The exercise >>
Copy the lines from the one containing "- echo-point: [348, 529, 354, 536]" through the one containing "- echo-point: [251, 608, 257, 615]", inclusive, reproducing them unchanged.

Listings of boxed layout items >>

■ ■ ■ ■ ■ ■ ■

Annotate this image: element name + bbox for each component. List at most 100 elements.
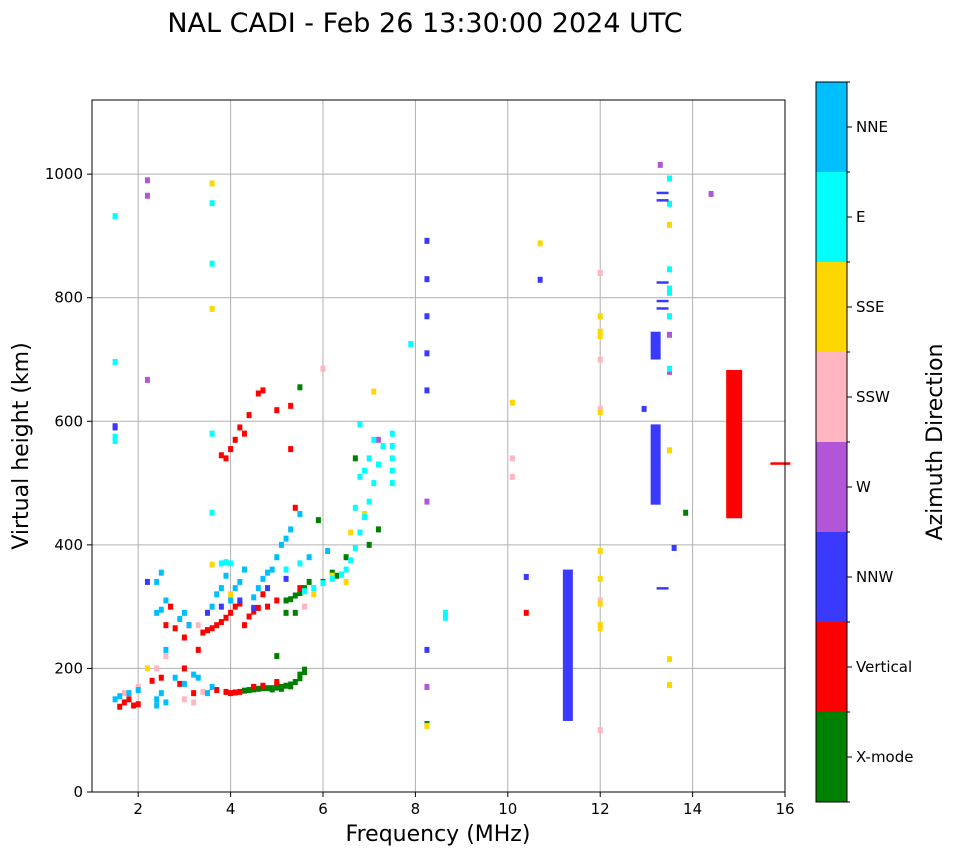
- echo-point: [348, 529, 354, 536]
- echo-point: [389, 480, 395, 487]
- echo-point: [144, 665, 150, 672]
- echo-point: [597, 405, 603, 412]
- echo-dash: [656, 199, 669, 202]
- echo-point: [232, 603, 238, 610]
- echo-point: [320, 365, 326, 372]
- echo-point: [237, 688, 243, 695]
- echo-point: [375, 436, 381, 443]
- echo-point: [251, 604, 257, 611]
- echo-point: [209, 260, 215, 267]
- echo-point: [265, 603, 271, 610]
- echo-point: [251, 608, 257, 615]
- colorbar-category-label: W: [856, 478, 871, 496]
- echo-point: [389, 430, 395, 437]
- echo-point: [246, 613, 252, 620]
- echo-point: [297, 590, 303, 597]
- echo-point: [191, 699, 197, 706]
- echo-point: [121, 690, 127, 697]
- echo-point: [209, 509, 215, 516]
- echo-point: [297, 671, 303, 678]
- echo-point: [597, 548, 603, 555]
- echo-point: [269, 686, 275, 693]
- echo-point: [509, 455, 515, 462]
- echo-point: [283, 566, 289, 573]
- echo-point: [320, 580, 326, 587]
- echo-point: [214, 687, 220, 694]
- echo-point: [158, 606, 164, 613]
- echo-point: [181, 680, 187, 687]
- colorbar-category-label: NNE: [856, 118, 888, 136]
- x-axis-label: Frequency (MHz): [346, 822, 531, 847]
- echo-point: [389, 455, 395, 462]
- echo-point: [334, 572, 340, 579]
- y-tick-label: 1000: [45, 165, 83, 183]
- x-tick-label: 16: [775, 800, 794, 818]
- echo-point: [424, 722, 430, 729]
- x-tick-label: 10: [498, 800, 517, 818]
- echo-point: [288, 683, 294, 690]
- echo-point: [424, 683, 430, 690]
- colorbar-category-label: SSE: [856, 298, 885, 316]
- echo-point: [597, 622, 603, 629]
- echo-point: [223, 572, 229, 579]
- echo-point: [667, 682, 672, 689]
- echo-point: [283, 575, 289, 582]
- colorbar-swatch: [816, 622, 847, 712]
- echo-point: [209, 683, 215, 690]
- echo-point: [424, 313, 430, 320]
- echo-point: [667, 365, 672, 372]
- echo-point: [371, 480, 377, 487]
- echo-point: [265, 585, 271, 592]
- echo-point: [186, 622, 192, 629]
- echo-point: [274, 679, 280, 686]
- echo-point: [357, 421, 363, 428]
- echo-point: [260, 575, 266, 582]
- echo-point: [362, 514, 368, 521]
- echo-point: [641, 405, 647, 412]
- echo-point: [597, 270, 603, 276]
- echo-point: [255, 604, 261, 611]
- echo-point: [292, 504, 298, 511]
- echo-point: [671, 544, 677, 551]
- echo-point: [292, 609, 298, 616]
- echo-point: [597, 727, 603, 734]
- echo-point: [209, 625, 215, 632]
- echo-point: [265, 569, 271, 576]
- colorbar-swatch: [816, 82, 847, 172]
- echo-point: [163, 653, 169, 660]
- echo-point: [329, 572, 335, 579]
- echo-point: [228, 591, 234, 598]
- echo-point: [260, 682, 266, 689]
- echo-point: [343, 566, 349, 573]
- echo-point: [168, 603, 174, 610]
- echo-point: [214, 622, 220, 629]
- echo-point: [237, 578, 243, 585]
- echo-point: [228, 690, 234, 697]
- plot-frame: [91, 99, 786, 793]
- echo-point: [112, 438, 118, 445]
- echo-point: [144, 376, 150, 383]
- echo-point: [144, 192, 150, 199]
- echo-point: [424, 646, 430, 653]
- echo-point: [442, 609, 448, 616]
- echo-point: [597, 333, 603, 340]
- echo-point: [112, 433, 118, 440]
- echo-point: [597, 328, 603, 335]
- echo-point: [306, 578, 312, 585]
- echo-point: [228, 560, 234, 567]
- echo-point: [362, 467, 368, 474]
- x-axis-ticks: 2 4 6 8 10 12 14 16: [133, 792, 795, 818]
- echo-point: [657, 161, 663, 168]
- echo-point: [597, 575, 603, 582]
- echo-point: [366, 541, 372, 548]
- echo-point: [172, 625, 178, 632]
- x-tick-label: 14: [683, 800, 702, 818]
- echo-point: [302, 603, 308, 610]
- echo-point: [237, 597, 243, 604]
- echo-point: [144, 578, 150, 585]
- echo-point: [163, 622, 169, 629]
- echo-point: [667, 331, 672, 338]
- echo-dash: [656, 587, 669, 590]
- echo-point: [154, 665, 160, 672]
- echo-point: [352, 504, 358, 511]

■ ■ ■ ■ ■ ■ ■

Reply to the task >>
- echo-point: [348, 529, 354, 536]
- echo-point: [389, 480, 395, 487]
- echo-point: [144, 665, 150, 672]
- echo-point: [597, 405, 603, 412]
- echo-dash: [656, 199, 669, 202]
- echo-point: [232, 603, 238, 610]
- echo-point: [320, 365, 326, 372]
- echo-point: [237, 688, 243, 695]
- echo-point: [375, 436, 381, 443]
- echo-point: [251, 604, 257, 611]
- echo-point: [209, 260, 215, 267]
- echo-point: [265, 603, 271, 610]
- echo-point: [251, 608, 257, 615]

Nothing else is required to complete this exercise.